=== REQUIRED WORK ===
Every line containing the word "spatial" needs to be found and copied.

▼

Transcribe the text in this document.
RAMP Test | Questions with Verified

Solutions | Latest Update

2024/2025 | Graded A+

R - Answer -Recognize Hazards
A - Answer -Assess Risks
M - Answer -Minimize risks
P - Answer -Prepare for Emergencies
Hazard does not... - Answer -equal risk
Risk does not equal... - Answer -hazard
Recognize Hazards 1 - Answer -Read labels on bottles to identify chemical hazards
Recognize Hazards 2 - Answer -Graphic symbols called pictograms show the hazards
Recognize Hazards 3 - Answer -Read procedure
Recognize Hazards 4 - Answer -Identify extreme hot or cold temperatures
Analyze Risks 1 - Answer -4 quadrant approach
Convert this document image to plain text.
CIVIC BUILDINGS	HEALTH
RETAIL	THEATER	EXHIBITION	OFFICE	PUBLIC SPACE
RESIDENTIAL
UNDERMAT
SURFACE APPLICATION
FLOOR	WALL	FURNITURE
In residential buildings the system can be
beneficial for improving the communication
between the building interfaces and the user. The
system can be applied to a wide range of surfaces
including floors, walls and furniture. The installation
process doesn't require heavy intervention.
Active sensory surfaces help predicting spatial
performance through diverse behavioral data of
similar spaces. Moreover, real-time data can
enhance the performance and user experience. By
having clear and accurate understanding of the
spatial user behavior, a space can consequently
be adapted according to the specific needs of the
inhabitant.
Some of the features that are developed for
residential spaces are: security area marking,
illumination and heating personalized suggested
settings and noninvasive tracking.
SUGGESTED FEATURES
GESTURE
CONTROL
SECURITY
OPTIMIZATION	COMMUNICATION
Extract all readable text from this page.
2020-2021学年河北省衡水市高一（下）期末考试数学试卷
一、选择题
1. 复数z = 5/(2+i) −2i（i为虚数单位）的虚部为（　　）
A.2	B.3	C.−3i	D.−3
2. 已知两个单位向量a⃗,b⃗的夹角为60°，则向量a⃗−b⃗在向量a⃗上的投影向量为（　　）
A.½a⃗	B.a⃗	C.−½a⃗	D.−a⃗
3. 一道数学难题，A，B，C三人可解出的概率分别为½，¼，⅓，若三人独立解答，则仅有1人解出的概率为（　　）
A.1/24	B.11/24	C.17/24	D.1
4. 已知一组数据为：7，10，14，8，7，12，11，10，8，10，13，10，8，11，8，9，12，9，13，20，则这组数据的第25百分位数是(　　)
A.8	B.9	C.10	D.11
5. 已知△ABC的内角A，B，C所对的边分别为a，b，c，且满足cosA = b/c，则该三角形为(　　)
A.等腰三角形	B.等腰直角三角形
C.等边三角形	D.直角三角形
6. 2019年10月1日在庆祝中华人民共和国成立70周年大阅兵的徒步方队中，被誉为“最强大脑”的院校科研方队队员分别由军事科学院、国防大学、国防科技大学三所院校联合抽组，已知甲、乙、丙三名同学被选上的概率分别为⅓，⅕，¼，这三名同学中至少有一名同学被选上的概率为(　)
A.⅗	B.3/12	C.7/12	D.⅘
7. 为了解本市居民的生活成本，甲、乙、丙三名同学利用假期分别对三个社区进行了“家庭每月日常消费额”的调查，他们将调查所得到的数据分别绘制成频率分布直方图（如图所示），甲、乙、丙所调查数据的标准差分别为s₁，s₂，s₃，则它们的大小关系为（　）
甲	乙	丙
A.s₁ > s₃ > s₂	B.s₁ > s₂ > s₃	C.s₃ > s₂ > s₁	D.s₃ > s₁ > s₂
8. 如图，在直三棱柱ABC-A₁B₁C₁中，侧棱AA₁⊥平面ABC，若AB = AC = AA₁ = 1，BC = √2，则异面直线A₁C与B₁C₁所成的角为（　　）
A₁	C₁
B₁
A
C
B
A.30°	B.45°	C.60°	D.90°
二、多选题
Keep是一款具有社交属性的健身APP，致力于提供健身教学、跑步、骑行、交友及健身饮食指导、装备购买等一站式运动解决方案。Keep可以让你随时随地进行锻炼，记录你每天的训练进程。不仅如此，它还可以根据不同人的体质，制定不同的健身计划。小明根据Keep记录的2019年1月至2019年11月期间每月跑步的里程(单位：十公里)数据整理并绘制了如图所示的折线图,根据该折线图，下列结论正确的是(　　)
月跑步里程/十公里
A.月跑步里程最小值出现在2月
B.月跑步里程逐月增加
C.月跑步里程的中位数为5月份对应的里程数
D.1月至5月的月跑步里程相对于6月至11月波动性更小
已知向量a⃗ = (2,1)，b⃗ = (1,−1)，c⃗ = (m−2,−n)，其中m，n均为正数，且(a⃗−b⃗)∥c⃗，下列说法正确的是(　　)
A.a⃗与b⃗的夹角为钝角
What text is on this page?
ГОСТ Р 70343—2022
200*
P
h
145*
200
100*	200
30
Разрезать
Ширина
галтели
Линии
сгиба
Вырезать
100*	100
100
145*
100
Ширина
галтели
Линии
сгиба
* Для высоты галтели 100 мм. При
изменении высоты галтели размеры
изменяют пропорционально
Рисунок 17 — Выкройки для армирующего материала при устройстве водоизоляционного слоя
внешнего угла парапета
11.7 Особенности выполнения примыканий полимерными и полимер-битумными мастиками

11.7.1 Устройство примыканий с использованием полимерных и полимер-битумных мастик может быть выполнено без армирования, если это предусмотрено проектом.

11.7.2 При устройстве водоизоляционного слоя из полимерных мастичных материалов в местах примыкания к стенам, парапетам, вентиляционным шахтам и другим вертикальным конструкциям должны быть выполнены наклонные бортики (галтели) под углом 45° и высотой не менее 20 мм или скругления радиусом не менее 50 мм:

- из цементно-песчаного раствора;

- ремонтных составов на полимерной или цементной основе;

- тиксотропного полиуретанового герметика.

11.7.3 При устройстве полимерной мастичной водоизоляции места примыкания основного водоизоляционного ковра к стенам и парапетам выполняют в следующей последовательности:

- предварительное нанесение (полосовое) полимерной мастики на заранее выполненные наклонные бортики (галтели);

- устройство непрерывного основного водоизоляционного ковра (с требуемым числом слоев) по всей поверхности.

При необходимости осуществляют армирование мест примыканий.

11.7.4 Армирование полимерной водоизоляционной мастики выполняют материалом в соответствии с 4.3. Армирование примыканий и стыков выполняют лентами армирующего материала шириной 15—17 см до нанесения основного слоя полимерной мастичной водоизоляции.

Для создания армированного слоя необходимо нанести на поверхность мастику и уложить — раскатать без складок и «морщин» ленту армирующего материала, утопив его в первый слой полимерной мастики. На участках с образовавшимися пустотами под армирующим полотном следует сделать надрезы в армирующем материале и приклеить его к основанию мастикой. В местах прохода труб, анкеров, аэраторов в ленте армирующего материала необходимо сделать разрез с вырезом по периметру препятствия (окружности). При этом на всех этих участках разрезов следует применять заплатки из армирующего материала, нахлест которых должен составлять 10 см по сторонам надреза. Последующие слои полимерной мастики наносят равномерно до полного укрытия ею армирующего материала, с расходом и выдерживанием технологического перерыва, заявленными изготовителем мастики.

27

▲

=== ANSWER BELOW ===
Active sensory surfaces help predicting spatial
spatial user behavior, a space can consequently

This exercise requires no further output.